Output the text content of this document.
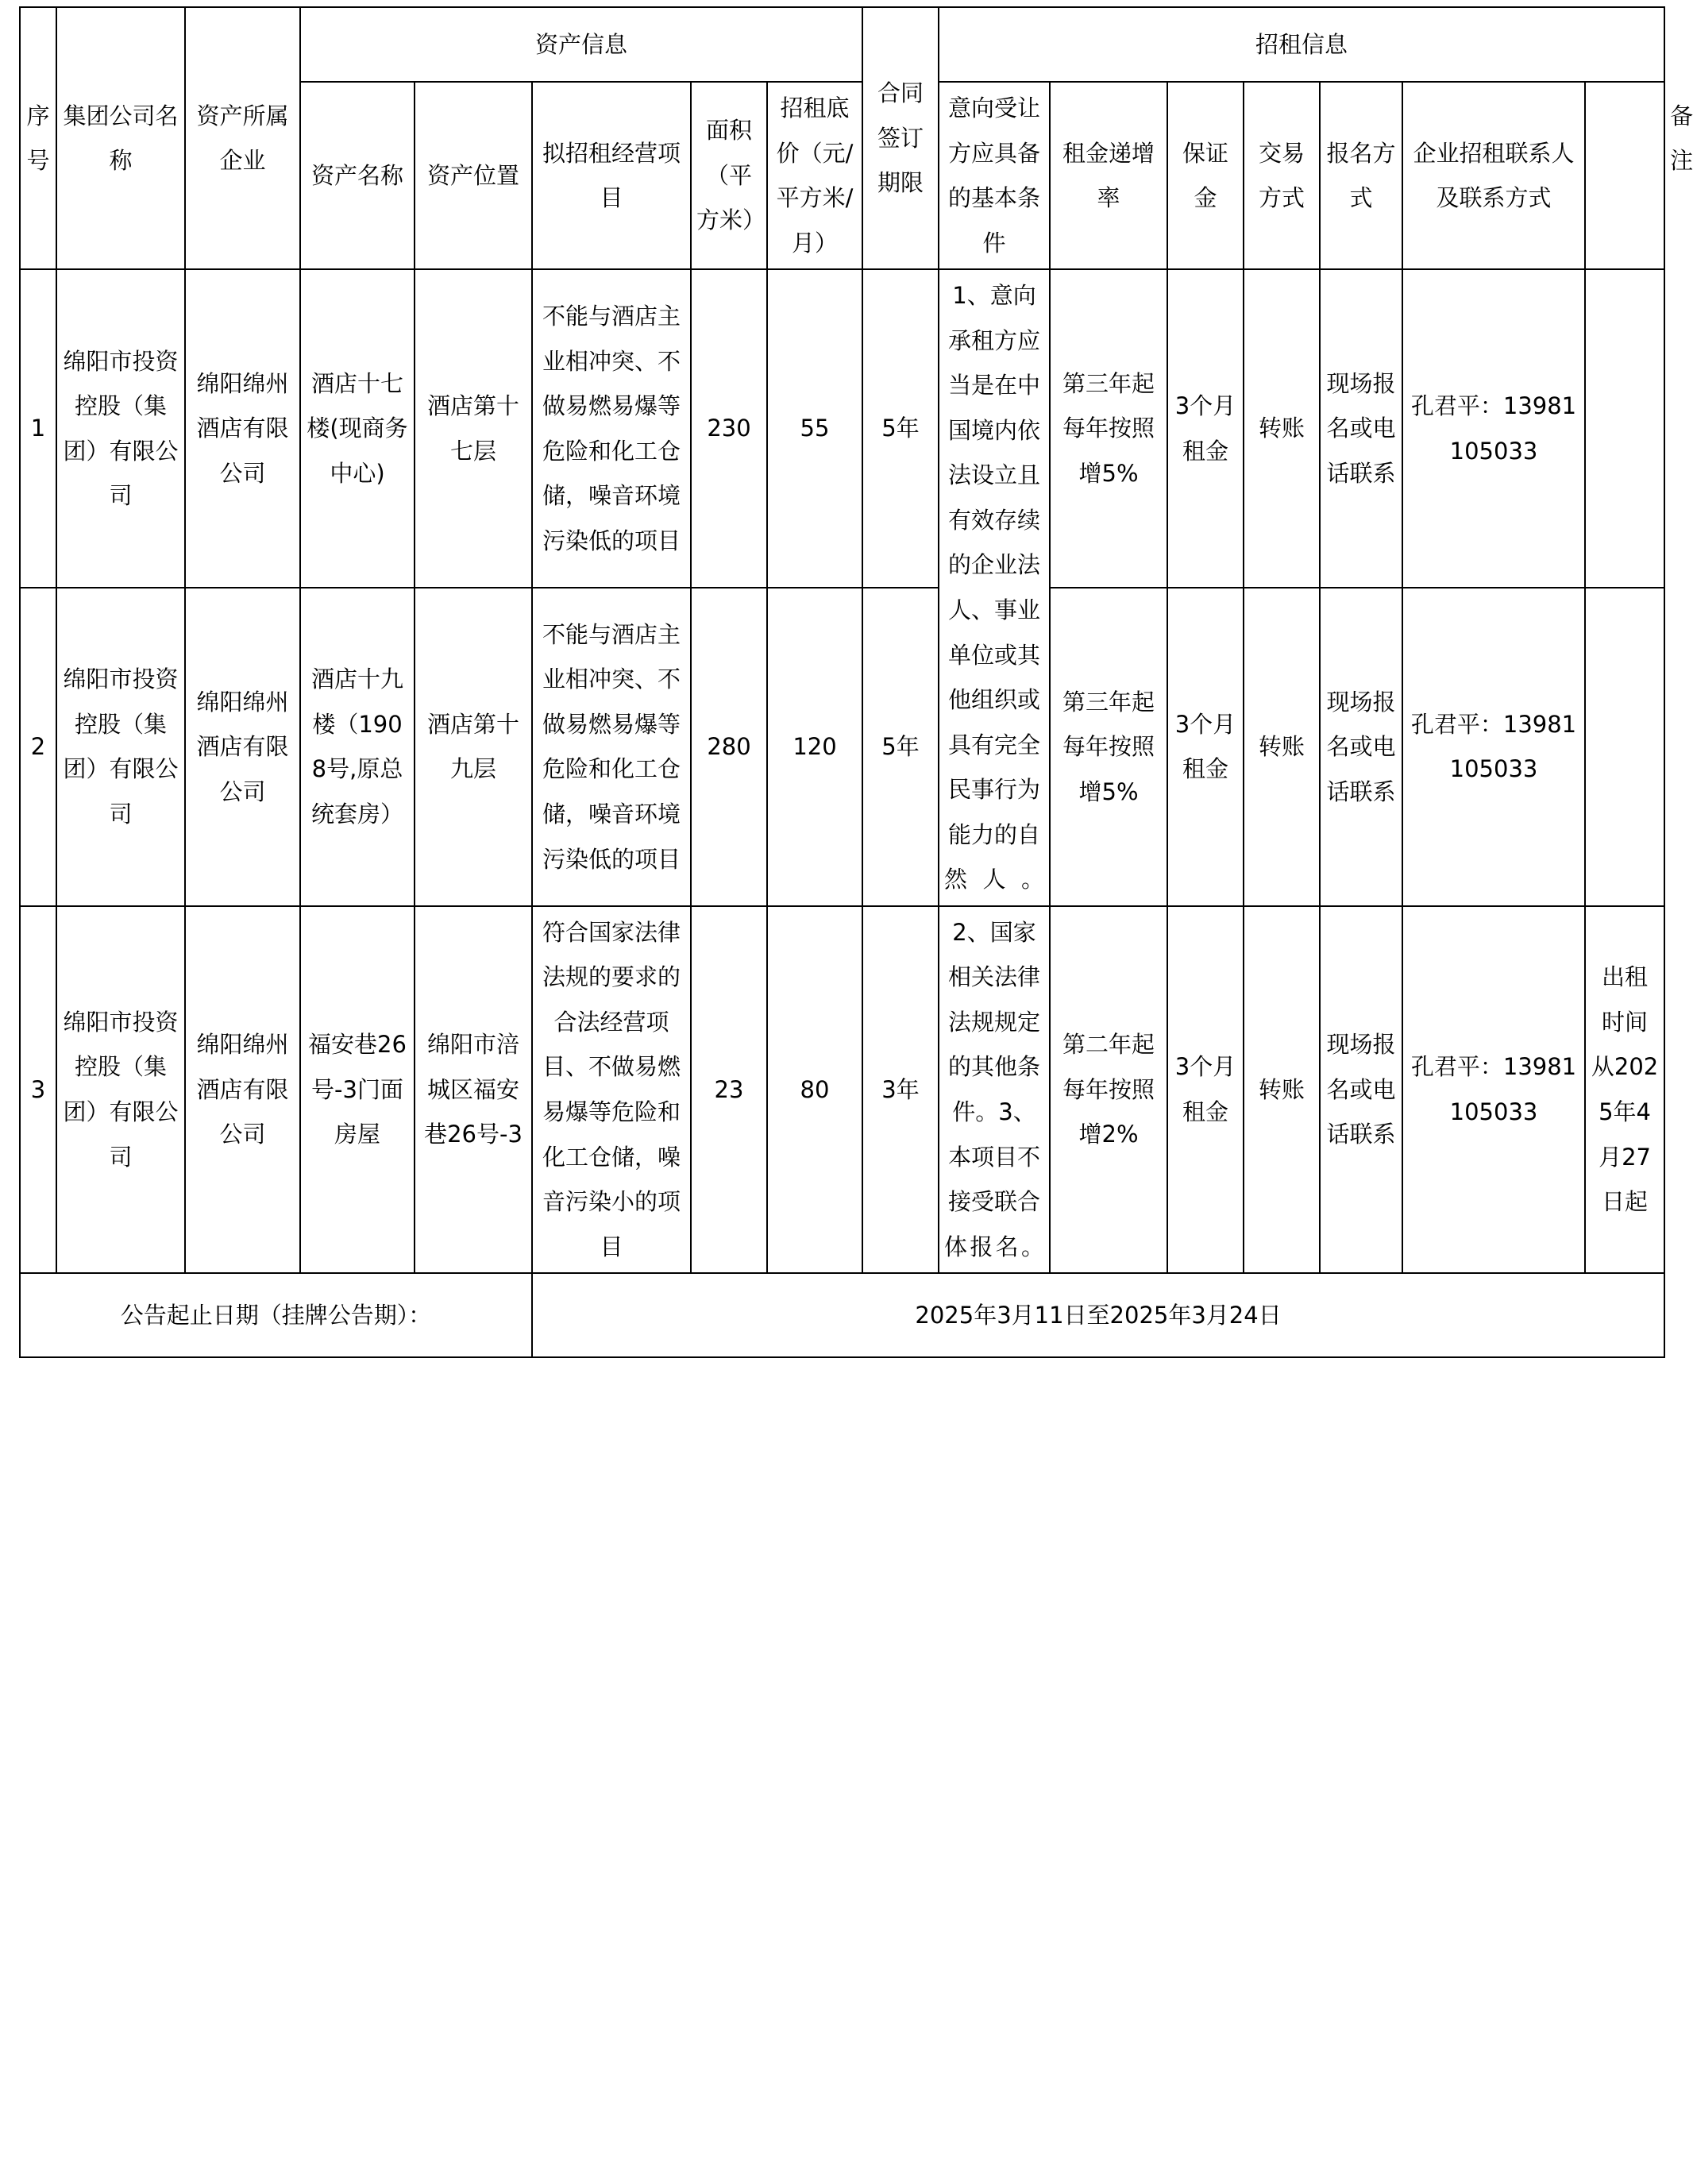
序号	集团公司名称	资产所属企业	资产信息					合同签订期限	招租信息							备注
			资产名称	资产位置	拟招租经营项目	面积（平方米）	招租底价（元/平方米/月）		意向受让方应具备的基本条件	租金递增率	保证金	交易方式	报名方式	企业招租联系人及联系方式		
1	绵阳市投资控股（集团）有限公司	绵阳绵州酒店有限公司	酒店十七楼(现商务中心)	酒店第十七层	不能与酒店主业相冲突、不做易燃易爆等危险和化工仓储，噪音环境污染低的项目	230	55	5年	1、意向承租方应当是在中国境内依法设立且有效存续的企业法人、事业单位或其他组织或具有完全民事行为能力的自然人。	第三年起每年按照增5%	3个月租金	转账	现场报名或电话联系	孔君平：13981105033		
2	绵阳市投资控股（集团）有限公司	绵阳绵州酒店有限公司	酒店十九楼（1908号,原总统套房）	酒店第十九层	不能与酒店主业相冲突、不做易燃易爆等危险和化工仓储，噪音环境污染低的项目	280	120	5年		第三年起每年按照增5%	3个月租金	转账	现场报名或电话联系	孔君平：13981105033		
3	绵阳市投资控股（集团）有限公司	绵阳绵州酒店有限公司	福安巷26号-3门面房屋	绵阳市涪城区福安巷26号-3	符合国家法律法规的要求的合法经营项目、不做易燃易爆等危险和化工仓储，噪音污染小的项目	23	80	3年	2、国家相关法律法规规定的其他条件。3、本项目不接受联合体报名。	第二年起每年按照增2%	3个月租金	转账	现场报名或电话联系	孔君平：13981105033	出租时间从2025年4月27日起	
公告起止日期（挂牌公告期）：					2025年3月11日至2025年3月24日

[Given task]: Give an exact reproduction of every line, leaving out any picture.

[The reply]:
Output the text content of this document.
序号	集团公司名称	资产所属企业	资产信息					合同签订期限	招租信息							备注
			资产名称	资产位置	拟招租经营项目	面积（平方米）	招租底价（元/平方米/月）		意向受让方应具备的基本条件	租金递增率	保证金	交易方式	报名方式	企业招租联系人及联系方式		
1	绵阳市投资控股（集团）有限公司	绵阳绵州酒店有限公司	酒店十七楼(现商务中心)	酒店第十七层	不能与酒店主业相冲突、不做易燃易爆等危险和化工仓储，噪音环境污染低的项目	230	55	5年	1、意向承租方应当是在中国境内依法设立且有效存续的企业法人、事业单位或其他组织或具有完全民事行为能力的自然人。	第三年起每年按照增5%	3个月租金	转账	现场报名或电话联系	孔君平：13981105033		
2	绵阳市投资控股（集团）有限公司	绵阳绵州酒店有限公司	酒店十九楼（1908号,原总统套房）	酒店第十九层	不能与酒店主业相冲突、不做易燃易爆等危险和化工仓储，噪音环境污染低的项目	280	120	5年		第三年起每年按照增5%	3个月租金	转账	现场报名或电话联系	孔君平：13981105033		
3	绵阳市投资控股（集团）有限公司	绵阳绵州酒店有限公司	福安巷26号-3门面房屋	绵阳市涪城区福安巷26号-3	符合国家法律法规的要求的合法经营项目、不做易燃易爆等危险和化工仓储，噪音污染小的项目	23	80	3年	2、国家相关法律法规规定的其他条件。3、本项目不接受联合体报名。	第二年起每年按照增2%	3个月租金	转账	现场报名或电话联系	孔君平：13981105033	出租时间从2025年4月27日起	
公告起止日期（挂牌公告期）：					2025年3月11日至2025年3月24日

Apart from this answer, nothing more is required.